> [Records to use]
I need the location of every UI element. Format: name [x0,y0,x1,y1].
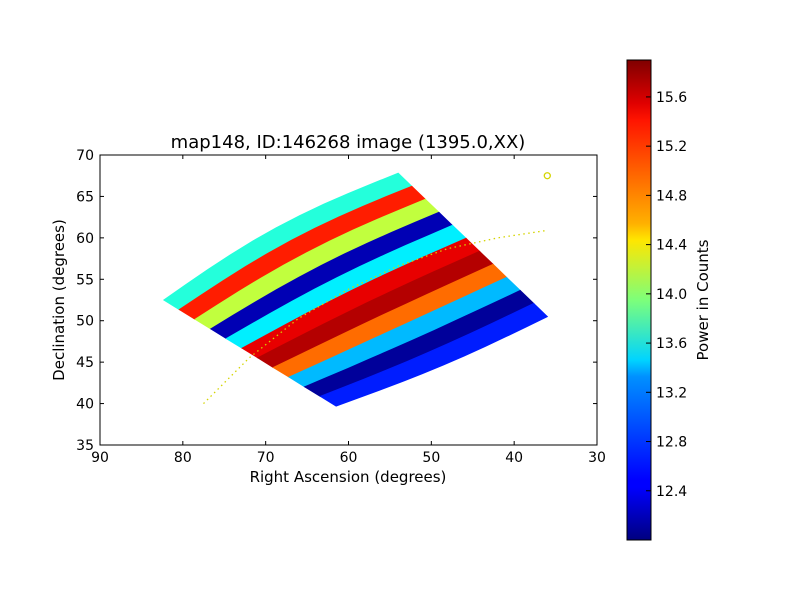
overlay-track-line [203,229,548,405]
y-tick-label: 55 [76,272,94,288]
overlay-layer [203,172,551,405]
overlay-marker [543,172,551,180]
colorbar-tick-label: 14.4 [656,238,687,254]
colorbar-tick-label: 14.8 [656,188,687,204]
x-tick-label: 90 [91,450,109,466]
colorbar-gradient [626,59,652,541]
chart-title: map148, ID:146268 image (1395.0,XX) [171,132,526,153]
colorbar-tick-label: 12.4 [656,484,687,500]
colorbar-tick-label: 13.6 [656,336,687,352]
y-tick-label: 35 [76,438,94,454]
colorbar-tick-label: 14.0 [656,287,687,303]
colorbar-ticks: 12.4 12.8 13.2 13.6 14.0 14.4 14.8 15.2 15.6 [646,90,687,500]
x-tick-label: 60 [340,450,358,466]
x-axis-label: Right Ascension (degrees) [250,468,447,486]
colorbar-tick-label: 15.2 [656,139,687,155]
colorbar: 12.4 12.8 13.2 13.6 14.0 14.4 14.8 15.2 15.6 Pow… [626,59,712,541]
y-tick-label: 70 [76,148,94,164]
x-tick-label: 30 [588,450,606,466]
x-tick-label: 50 [422,450,440,466]
x-tick-label: 80 [174,450,192,466]
y-tick-label: 40 [76,397,94,413]
x-axis: 90 80 70 60 50 40 30 [91,155,606,466]
y-tick-label: 60 [76,231,94,247]
y-tick-label: 50 [76,314,94,330]
colorbar-label: Power in Counts [694,239,712,360]
heatmap-surface [162,172,549,407]
x-tick-label: 70 [257,450,275,466]
heatmap-stripe [319,302,549,407]
colorbar-tick-label: 12.8 [656,435,687,451]
colorbar-tick-label: 15.6 [656,90,687,106]
x-tick-label: 40 [505,450,523,466]
colorbar-tick-label: 13.2 [656,385,687,401]
y-tick-label: 45 [76,355,94,371]
y-axis: 35 40 45 50 55 60 65 70 [76,148,597,454]
y-axis-label: Declination (degrees) [50,219,68,381]
y-tick-label: 65 [76,189,94,205]
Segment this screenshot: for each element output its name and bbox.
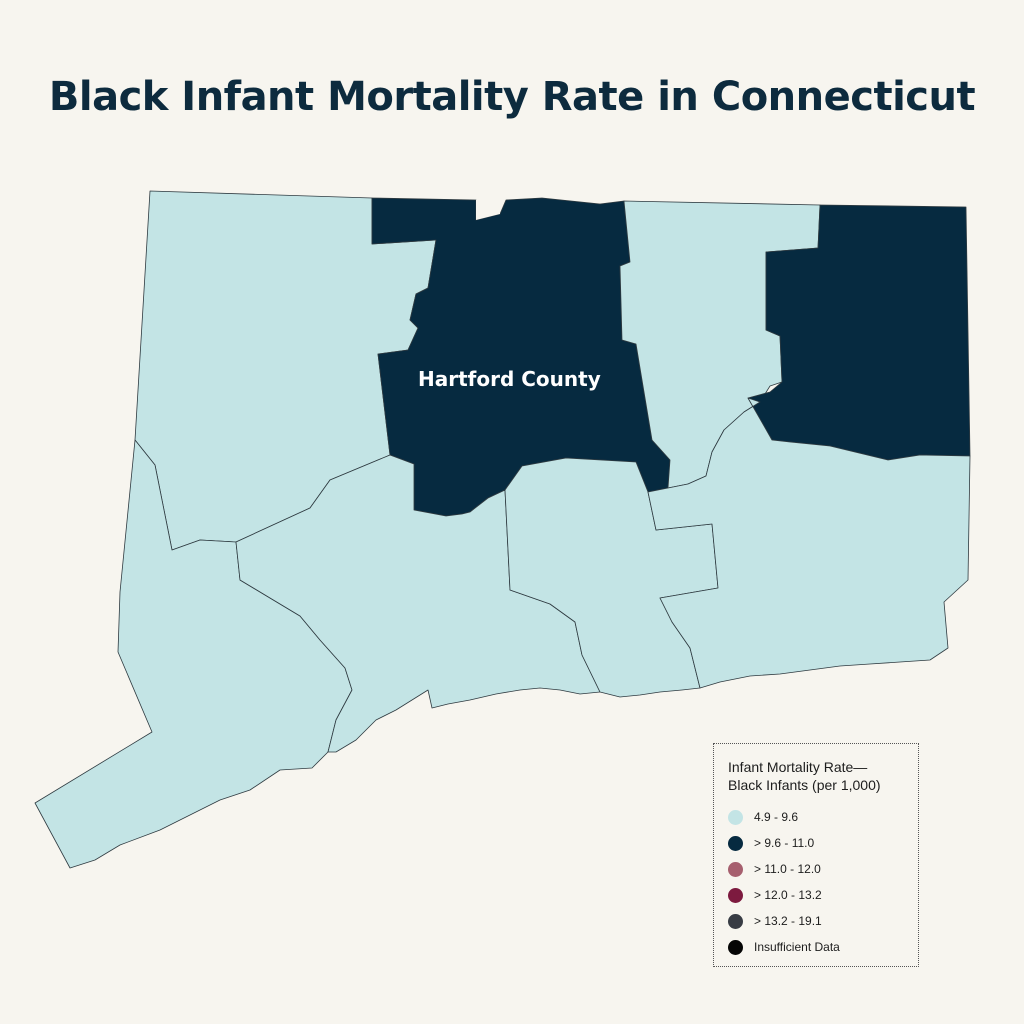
legend-item: > 12.0 - 13.2 [728, 882, 906, 908]
legend-item: > 11.0 - 12.0 [728, 856, 906, 882]
legend-item: > 9.6 - 11.0 [728, 830, 906, 856]
legend-label: > 9.6 - 11.0 [754, 836, 815, 850]
map-title: Black Infant Mortality Rate in Connectic… [48, 74, 976, 120]
legend-title: Infant Mortality Rate— Black Infants (pe… [728, 759, 881, 793]
legend-item: 4.9 - 9.6 [728, 804, 906, 830]
county-new-london[interactable] [647, 397, 971, 689]
legend-swatch [728, 861, 743, 877]
legend-label: Insufficient Data [754, 940, 840, 954]
legend: Infant Mortality Rate— Black Infants (pe… [713, 743, 919, 967]
legend-label: > 12.0 - 13.2 [754, 888, 822, 902]
legend-label: > 11.0 - 12.0 [754, 862, 821, 876]
county-new-haven[interactable] [235, 454, 601, 753]
hartford-county-label: Hartford County [418, 367, 601, 391]
state-border-notch [476, 199, 500, 220]
legend-item: Insufficient Data [728, 934, 906, 960]
legend-swatch [728, 887, 743, 903]
legend-label: > 13.2 - 19.1 [754, 914, 822, 928]
legend-swatch [728, 939, 743, 955]
legend-item: > 13.2 - 19.1 [728, 908, 906, 934]
legend-items: 4.9 - 9.6 > 9.6 - 11.0 > 11.0 - 12.0 > 1… [728, 804, 906, 960]
legend-swatch [728, 809, 743, 825]
legend-swatch [728, 835, 743, 851]
legend-label: 4.9 - 9.6 [754, 810, 799, 824]
legend-swatch [728, 913, 743, 929]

> [Given instruction] Collect every line of the data above that contains the word "overlay", and write each one out as it appears there.

> [Exercise result]
overlay-track-line [203,229,548,405]
overlay-layer [203,172,551,405]
overlay-marker [543,172,551,180]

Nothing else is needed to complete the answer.